* Task prompt *
Below are records to repeat exactly. Omit the pictures from the copy.

* Supplied data *

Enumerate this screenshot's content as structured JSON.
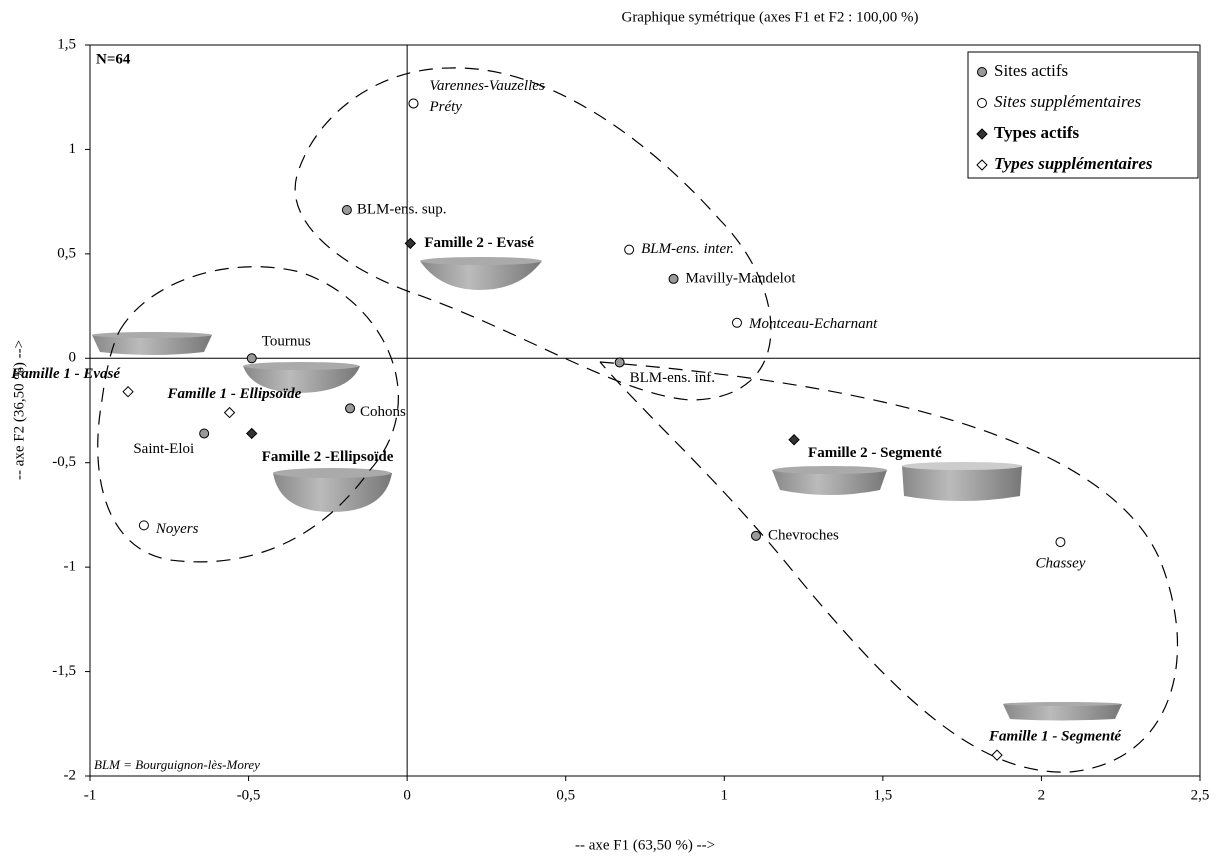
{
  "chart_data": {
    "type": "scatter",
    "title": "Graphique symétrique (axes F1 et F2 : 100,00 %)",
    "x_label": "-- axe F1 (63,50 %) -->",
    "y_label": "-- axe F2 (36,50 %) -->",
    "annotations": [
      "N=64",
      "BLM = Bourguignon-lès-Morey"
    ],
    "xlim": [
      -1,
      2.5
    ],
    "ylim": [
      -2,
      1.5
    ],
    "xticks": [
      -1,
      {
        "value": -0.5,
        "label": "-0,5"
      },
      0,
      {
        "value": 0.5,
        "label": "0,5"
      },
      1,
      {
        "value": 1.5,
        "label": "1,5"
      },
      2,
      {
        "value": 2.5,
        "label": "2,5"
      }
    ],
    "yticks": [
      -2,
      {
        "value": -1.5,
        "label": "-1,5"
      },
      -1,
      {
        "value": -0.5,
        "label": "-0,5"
      },
      0,
      {
        "value": 0.5,
        "label": "0,5"
      },
      1,
      {
        "value": 1.5,
        "label": "1,5"
      }
    ],
    "legend": "top-right",
    "series": [
      {
        "name": "Sites actifs",
        "color": "#999999",
        "marker": "circle",
        "labels": [
          "BLM-ens. sup.",
          "Mavilly-Mandelot",
          "Tournus",
          "Cohons",
          "Saint-Eloi",
          "BLM-ens. inf.",
          "Chevroches"
        ],
        "x": [
          -0.19,
          0.84,
          -0.49,
          -0.18,
          -0.64,
          0.67,
          1.1
        ],
        "values": [
          0.71,
          0.38,
          0.0,
          -0.24,
          -0.36,
          -0.02,
          -0.85
        ]
      },
      {
        "name": "Sites supplémentaires",
        "color": "#ffffff",
        "marker": "circle",
        "labels": [
          "Varennes-Vauzelles",
          "Préty",
          "BLM-ens. inter.",
          "Montceau-Echarnant",
          "Noyers",
          "Chassey"
        ],
        "x": [
          0.02,
          0.02,
          0.7,
          1.04,
          -0.83,
          2.06
        ],
        "values": [
          1.22,
          1.22,
          0.52,
          0.17,
          -0.8,
          -0.88
        ]
      },
      {
        "name": "Types actifs",
        "color": "#333333",
        "marker": "diamond",
        "labels": [
          "Famille 2 - Evasé",
          "Famille 2 -Ellipsoïde",
          "Famille 2 - Segmenté"
        ],
        "x": [
          0.01,
          -0.49,
          1.22
        ],
        "values": [
          0.55,
          -0.36,
          -0.39
        ]
      },
      {
        "name": "Types supplémentaires",
        "color": "#ffffff",
        "marker": "diamond",
        "labels": [
          "Famille 1 - Evasé",
          "Famille 1 - Ellipsoïde",
          "Famille 1 - Segmenté"
        ],
        "x": [
          -0.88,
          -0.56,
          1.86
        ],
        "values": [
          -0.16,
          -0.26,
          -1.9
        ]
      }
    ]
  }
}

* Result of this exercise *
Enumerate this screenshot's content as structured JSON.
{
  "chart_data": {
    "type": "scatter",
    "title": "Graphique symétrique (axes F1 et F2 : 100,00 %)",
    "x_label": "-- axe F1 (63,50 %) -->",
    "y_label": "-- axe F2 (36,50 %) -->",
    "annotations": [
      "N=64",
      "BLM = Bourguignon-lès-Morey"
    ],
    "xlim": [
      -1,
      2.5
    ],
    "ylim": [
      -2,
      1.5
    ],
    "xticks": [
      -1,
      {
        "value": -0.5,
        "label": "-0,5"
      },
      0,
      {
        "value": 0.5,
        "label": "0,5"
      },
      1,
      {
        "value": 1.5,
        "label": "1,5"
      },
      2,
      {
        "value": 2.5,
        "label": "2,5"
      }
    ],
    "yticks": [
      -2,
      {
        "value": -1.5,
        "label": "-1,5"
      },
      -1,
      {
        "value": -0.5,
        "label": "-0,5"
      },
      0,
      {
        "value": 0.5,
        "label": "0,5"
      },
      1,
      {
        "value": 1.5,
        "label": "1,5"
      }
    ],
    "legend": "top-right",
    "series": [
      {
        "name": "Sites actifs",
        "color": "#999999",
        "marker": "circle",
        "labels": [
          "BLM-ens. sup.",
          "Mavilly-Mandelot",
          "Tournus",
          "Cohons",
          "Saint-Eloi",
          "BLM-ens. inf.",
          "Chevroches"
        ],
        "x": [
          -0.19,
          0.84,
          -0.49,
          -0.18,
          -0.64,
          0.67,
          1.1
        ],
        "values": [
          0.71,
          0.38,
          0.0,
          -0.24,
          -0.36,
          -0.02,
          -0.85
        ]
      },
      {
        "name": "Sites supplémentaires",
        "color": "#ffffff",
        "marker": "circle",
        "labels": [
          "Varennes-Vauzelles",
          "Préty",
          "BLM-ens. inter.",
          "Montceau-Echarnant",
          "Noyers",
          "Chassey"
        ],
        "x": [
          0.02,
          0.02,
          0.7,
          1.04,
          -0.83,
          2.06
        ],
        "values": [
          1.22,
          1.22,
          0.52,
          0.17,
          -0.8,
          -0.88
        ]
      },
      {
        "name": "Types actifs",
        "color": "#333333",
        "marker": "diamond",
        "labels": [
          "Famille 2 - Evasé",
          "Famille 2 -Ellipsoïde",
          "Famille 2 - Segmenté"
        ],
        "x": [
          0.01,
          -0.49,
          1.22
        ],
        "values": [
          0.55,
          -0.36,
          -0.39
        ]
      },
      {
        "name": "Types supplémentaires",
        "color": "#ffffff",
        "marker": "diamond",
        "labels": [
          "Famille 1 - Evasé",
          "Famille 1 - Ellipsoïde",
          "Famille 1 - Segmenté"
        ],
        "x": [
          -0.88,
          -0.56,
          1.86
        ],
        "values": [
          -0.16,
          -0.26,
          -1.9
        ]
      }
    ]
  }
}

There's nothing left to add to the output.